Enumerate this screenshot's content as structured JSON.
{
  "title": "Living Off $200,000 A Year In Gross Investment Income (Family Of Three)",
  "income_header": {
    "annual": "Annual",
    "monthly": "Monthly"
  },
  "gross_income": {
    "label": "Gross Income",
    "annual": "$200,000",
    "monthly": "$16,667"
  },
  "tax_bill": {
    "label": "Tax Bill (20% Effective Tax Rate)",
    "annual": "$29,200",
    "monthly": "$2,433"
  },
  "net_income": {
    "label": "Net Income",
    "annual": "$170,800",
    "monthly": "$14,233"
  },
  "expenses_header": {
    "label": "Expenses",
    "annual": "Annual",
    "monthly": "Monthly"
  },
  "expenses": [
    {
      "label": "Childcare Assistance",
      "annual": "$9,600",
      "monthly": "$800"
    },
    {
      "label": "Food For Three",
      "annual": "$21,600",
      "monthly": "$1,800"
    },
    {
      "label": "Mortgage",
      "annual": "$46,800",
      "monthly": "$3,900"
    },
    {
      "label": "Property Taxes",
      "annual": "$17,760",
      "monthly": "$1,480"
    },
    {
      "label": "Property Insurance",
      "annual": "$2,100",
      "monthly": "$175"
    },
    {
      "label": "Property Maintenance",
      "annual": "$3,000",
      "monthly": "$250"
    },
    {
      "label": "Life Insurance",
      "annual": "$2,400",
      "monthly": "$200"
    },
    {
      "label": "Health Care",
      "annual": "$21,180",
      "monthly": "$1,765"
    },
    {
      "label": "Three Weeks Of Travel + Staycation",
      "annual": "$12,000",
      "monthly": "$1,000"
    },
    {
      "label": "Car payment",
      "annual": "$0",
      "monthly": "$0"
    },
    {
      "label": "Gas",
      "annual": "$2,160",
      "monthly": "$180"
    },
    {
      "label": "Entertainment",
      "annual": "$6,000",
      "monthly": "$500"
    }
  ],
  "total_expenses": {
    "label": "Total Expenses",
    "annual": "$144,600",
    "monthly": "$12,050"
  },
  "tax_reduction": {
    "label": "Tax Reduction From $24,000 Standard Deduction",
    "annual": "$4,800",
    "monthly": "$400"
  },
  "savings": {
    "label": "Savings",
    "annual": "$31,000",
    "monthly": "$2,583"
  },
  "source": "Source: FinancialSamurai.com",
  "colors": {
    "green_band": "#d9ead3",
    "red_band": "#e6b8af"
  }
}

______________________________

GIVEN PROBLEM: Using the listing, copy every line where the word "Property" shows up.

REPLY:
      "label": "Property Taxes",
      "label": "Property Insurance",
      "label": "Property Maintenance",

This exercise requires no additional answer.